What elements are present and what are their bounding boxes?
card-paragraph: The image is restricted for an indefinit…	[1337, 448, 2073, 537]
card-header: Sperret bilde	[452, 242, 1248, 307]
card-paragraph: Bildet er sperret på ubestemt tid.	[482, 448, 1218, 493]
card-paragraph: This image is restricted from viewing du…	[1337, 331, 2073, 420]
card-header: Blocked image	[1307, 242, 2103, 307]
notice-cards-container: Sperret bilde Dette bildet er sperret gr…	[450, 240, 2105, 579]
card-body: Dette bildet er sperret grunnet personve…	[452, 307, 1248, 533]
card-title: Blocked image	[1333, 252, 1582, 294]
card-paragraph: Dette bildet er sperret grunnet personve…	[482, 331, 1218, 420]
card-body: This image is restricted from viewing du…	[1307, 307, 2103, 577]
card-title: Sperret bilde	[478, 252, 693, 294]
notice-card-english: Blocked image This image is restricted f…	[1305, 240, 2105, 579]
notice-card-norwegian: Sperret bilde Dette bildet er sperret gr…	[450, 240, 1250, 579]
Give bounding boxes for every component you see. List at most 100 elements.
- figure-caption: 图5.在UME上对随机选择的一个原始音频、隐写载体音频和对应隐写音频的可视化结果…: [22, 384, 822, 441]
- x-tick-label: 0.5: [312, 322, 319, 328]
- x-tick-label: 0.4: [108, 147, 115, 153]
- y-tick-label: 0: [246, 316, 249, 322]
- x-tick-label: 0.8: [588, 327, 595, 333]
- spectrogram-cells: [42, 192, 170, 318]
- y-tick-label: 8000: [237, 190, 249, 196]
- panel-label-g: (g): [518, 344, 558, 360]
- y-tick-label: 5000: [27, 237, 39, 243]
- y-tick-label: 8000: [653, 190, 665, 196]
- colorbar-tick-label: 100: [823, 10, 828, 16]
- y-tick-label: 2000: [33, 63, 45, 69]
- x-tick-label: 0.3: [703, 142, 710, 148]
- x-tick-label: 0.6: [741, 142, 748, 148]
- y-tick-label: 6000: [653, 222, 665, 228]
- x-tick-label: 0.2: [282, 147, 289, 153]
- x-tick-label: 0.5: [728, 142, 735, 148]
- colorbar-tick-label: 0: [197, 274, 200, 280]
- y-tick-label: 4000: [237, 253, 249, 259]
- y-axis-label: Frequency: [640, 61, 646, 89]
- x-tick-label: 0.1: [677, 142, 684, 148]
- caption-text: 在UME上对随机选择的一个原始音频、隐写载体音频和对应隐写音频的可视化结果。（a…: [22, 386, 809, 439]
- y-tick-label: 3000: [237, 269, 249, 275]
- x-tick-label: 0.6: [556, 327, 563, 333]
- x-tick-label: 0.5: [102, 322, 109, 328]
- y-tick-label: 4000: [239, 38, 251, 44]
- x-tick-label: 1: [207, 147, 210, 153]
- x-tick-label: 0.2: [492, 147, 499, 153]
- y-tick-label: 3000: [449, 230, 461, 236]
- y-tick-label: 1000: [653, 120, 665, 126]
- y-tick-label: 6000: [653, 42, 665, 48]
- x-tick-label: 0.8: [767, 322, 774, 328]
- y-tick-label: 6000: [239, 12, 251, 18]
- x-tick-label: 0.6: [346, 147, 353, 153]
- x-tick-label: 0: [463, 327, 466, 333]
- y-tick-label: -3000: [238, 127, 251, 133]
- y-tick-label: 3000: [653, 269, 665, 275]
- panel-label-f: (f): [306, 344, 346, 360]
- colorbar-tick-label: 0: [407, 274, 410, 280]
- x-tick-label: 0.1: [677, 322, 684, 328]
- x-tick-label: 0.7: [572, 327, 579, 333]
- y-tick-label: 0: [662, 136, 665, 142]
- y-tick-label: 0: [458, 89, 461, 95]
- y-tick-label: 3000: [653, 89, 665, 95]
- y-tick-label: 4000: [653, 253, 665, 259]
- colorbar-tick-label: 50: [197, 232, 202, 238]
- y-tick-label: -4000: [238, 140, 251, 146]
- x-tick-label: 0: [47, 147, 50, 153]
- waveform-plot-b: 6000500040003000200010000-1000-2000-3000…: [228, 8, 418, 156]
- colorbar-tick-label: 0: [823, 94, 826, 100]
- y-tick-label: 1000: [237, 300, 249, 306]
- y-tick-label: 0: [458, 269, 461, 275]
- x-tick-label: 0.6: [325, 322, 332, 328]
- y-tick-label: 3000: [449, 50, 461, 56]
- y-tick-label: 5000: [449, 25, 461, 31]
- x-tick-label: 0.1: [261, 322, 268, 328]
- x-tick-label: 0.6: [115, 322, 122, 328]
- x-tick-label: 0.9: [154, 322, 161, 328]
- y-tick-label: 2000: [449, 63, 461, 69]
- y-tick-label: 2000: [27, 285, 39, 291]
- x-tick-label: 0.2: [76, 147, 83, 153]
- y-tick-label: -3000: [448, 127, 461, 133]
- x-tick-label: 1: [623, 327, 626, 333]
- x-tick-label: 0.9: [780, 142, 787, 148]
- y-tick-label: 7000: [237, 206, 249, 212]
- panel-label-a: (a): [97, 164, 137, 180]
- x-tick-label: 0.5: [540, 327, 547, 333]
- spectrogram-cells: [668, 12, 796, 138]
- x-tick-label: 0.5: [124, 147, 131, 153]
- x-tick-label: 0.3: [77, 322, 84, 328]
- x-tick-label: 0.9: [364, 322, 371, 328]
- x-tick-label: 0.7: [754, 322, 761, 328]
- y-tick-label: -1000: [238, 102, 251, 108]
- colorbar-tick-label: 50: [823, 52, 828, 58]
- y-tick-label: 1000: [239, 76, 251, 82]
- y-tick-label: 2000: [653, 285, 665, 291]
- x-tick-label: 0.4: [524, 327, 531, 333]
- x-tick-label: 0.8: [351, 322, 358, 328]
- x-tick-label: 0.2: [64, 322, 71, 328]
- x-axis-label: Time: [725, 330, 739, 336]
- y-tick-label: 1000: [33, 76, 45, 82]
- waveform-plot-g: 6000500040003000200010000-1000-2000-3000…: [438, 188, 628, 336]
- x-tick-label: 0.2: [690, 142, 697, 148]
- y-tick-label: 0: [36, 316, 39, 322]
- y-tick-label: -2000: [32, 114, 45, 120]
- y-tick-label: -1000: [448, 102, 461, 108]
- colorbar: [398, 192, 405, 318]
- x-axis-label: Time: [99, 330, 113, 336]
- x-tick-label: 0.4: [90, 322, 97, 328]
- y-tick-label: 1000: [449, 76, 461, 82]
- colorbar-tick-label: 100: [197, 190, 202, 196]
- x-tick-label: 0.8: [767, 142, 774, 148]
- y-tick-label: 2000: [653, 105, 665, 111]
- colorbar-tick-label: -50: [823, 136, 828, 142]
++++++
- **WHAT YOU WILL DO**:
Output all of the lines above verbatim, in their original order, with every character, bracket, and coordinate unchanged.

- **TASK SOLUTION**:
What elements are present and what are their bounding boxes?
card-paragraph: The image is restricted for an indefinit…	[1337, 448, 2073, 537]
card-header: Sperret bilde	[452, 242, 1248, 307]
card-paragraph: Bildet er sperret på ubestemt tid.	[482, 448, 1218, 493]
card-paragraph: This image is restricted from viewing du…	[1337, 331, 2073, 420]
card-header: Blocked image	[1307, 242, 2103, 307]
notice-cards-container: Sperret bilde Dette bildet er sperret gr…	[450, 240, 2105, 579]
card-body: Dette bildet er sperret grunnet personve…	[452, 307, 1248, 533]
card-title: Blocked image	[1333, 252, 1582, 294]
card-paragraph: Dette bildet er sperret grunnet personve…	[482, 331, 1218, 420]
card-body: This image is restricted from viewing du…	[1307, 307, 2103, 577]
card-title: Sperret bilde	[478, 252, 693, 294]
notice-card-english: Blocked image This image is restricted f…	[1305, 240, 2105, 579]
notice-card-norwegian: Sperret bilde Dette bildet er sperret gr…	[450, 240, 1250, 579]
Give bounding boxes for every component you see. List at most 100 elements.
- figure-caption: 图5.在UME上对随机选择的一个原始音频、隐写载体音频和对应隐写音频的可视化结果…: [22, 384, 822, 441]
- x-tick-label: 0.5: [312, 322, 319, 328]
- x-tick-label: 0.4: [108, 147, 115, 153]
- y-tick-label: 0: [246, 316, 249, 322]
- x-tick-label: 0.8: [588, 327, 595, 333]
- spectrogram-cells: [42, 192, 170, 318]
- y-tick-label: 8000: [237, 190, 249, 196]
- panel-label-g: (g): [518, 344, 558, 360]
- y-tick-label: 5000: [27, 237, 39, 243]
- y-tick-label: 8000: [653, 190, 665, 196]
- colorbar-tick-label: 100: [823, 10, 828, 16]
- y-tick-label: 2000: [33, 63, 45, 69]
- x-tick-label: 0.3: [703, 142, 710, 148]
- x-tick-label: 0.6: [741, 142, 748, 148]
- y-tick-label: 6000: [653, 222, 665, 228]
- x-tick-label: 0.2: [282, 147, 289, 153]
- x-tick-label: 0.5: [728, 142, 735, 148]
- colorbar-tick-label: 0: [197, 274, 200, 280]
- y-tick-label: 4000: [237, 253, 249, 259]
- y-axis-label: Frequency: [640, 61, 646, 89]
- x-tick-label: 0.1: [677, 142, 684, 148]
- caption-text: 在UME上对随机选择的一个原始音频、隐写载体音频和对应隐写音频的可视化结果。（a…: [22, 386, 809, 439]
- y-tick-label: 3000: [237, 269, 249, 275]
- x-tick-label: 0.6: [556, 327, 563, 333]
- x-tick-label: 0.5: [102, 322, 109, 328]
- y-tick-label: 4000: [239, 38, 251, 44]
- x-tick-label: 1: [207, 147, 210, 153]
- x-tick-label: 0.2: [492, 147, 499, 153]
- y-tick-label: 3000: [449, 230, 461, 236]
- y-tick-label: 1000: [653, 120, 665, 126]
- y-tick-label: 6000: [653, 42, 665, 48]
- x-tick-label: 0.8: [767, 322, 774, 328]
- y-tick-label: 6000: [239, 12, 251, 18]
- x-tick-label: 0.6: [346, 147, 353, 153]
- x-tick-label: 0: [463, 327, 466, 333]
- y-tick-label: -3000: [238, 127, 251, 133]
- y-tick-label: 3000: [653, 269, 665, 275]
- panel-label-f: (f): [306, 344, 346, 360]
- colorbar-tick-label: 0: [407, 274, 410, 280]
- x-tick-label: 0.1: [677, 322, 684, 328]
- x-tick-label: 0.7: [572, 327, 579, 333]
- y-tick-label: 0: [662, 136, 665, 142]
- y-tick-label: 0: [458, 89, 461, 95]
- y-tick-label: 3000: [653, 89, 665, 95]
- y-tick-label: 4000: [653, 253, 665, 259]
- colorbar-tick-label: 50: [197, 232, 202, 238]
- y-tick-label: -4000: [238, 140, 251, 146]
- x-tick-label: 0: [47, 147, 50, 153]
- waveform-plot-b: 6000500040003000200010000-1000-2000-3000…: [228, 8, 418, 156]
- colorbar-tick-label: 0: [823, 94, 826, 100]
- y-tick-label: 1000: [237, 300, 249, 306]
- y-tick-label: 0: [458, 269, 461, 275]
- x-tick-label: 0.6: [325, 322, 332, 328]
- y-tick-label: 3000: [449, 50, 461, 56]
- y-tick-label: 5000: [449, 25, 461, 31]
- x-tick-label: 0.1: [261, 322, 268, 328]
- x-tick-label: 0.6: [115, 322, 122, 328]
- x-tick-label: 0.9: [154, 322, 161, 328]
- y-tick-label: 2000: [449, 63, 461, 69]
- y-tick-label: 2000: [27, 285, 39, 291]
- x-tick-label: 0.2: [76, 147, 83, 153]
- y-tick-label: -3000: [448, 127, 461, 133]
- x-tick-label: 1: [623, 327, 626, 333]
- x-tick-label: 0.9: [780, 142, 787, 148]
- y-tick-label: 7000: [237, 206, 249, 212]
- panel-label-a: (a): [97, 164, 137, 180]
- x-tick-label: 0.5: [540, 327, 547, 333]
- spectrogram-cells: [668, 12, 796, 138]
- x-tick-label: 0.5: [124, 147, 131, 153]
- x-tick-label: 0.3: [77, 322, 84, 328]
- x-tick-label: 0.9: [364, 322, 371, 328]
- x-tick-label: 0.7: [754, 322, 761, 328]
- y-tick-label: -1000: [238, 102, 251, 108]
- colorbar-tick-label: 50: [823, 52, 828, 58]
- y-tick-label: 1000: [239, 76, 251, 82]
- y-tick-label: 2000: [653, 285, 665, 291]
- x-tick-label: 0.4: [524, 327, 531, 333]
- x-tick-label: 0.8: [351, 322, 358, 328]
- x-tick-label: 0.2: [64, 322, 71, 328]
- x-axis-label: Time: [725, 330, 739, 336]
- y-tick-label: 1000: [33, 76, 45, 82]
- waveform-plot-g: 6000500040003000200010000-1000-2000-3000…: [438, 188, 628, 336]
- x-tick-label: 0.2: [690, 142, 697, 148]
- y-tick-label: 0: [36, 316, 39, 322]
- y-tick-label: -2000: [32, 114, 45, 120]
- y-tick-label: -1000: [448, 102, 461, 108]
- colorbar: [398, 192, 405, 318]
- x-axis-label: Time: [99, 330, 113, 336]
- x-tick-label: 0.4: [90, 322, 97, 328]
- y-tick-label: 1000: [449, 76, 461, 82]
- colorbar-tick-label: 100: [197, 190, 202, 196]
- x-tick-label: 0.8: [767, 142, 774, 148]
- y-tick-label: 2000: [653, 105, 665, 111]
- colorbar-tick-label: -50: [823, 136, 828, 142]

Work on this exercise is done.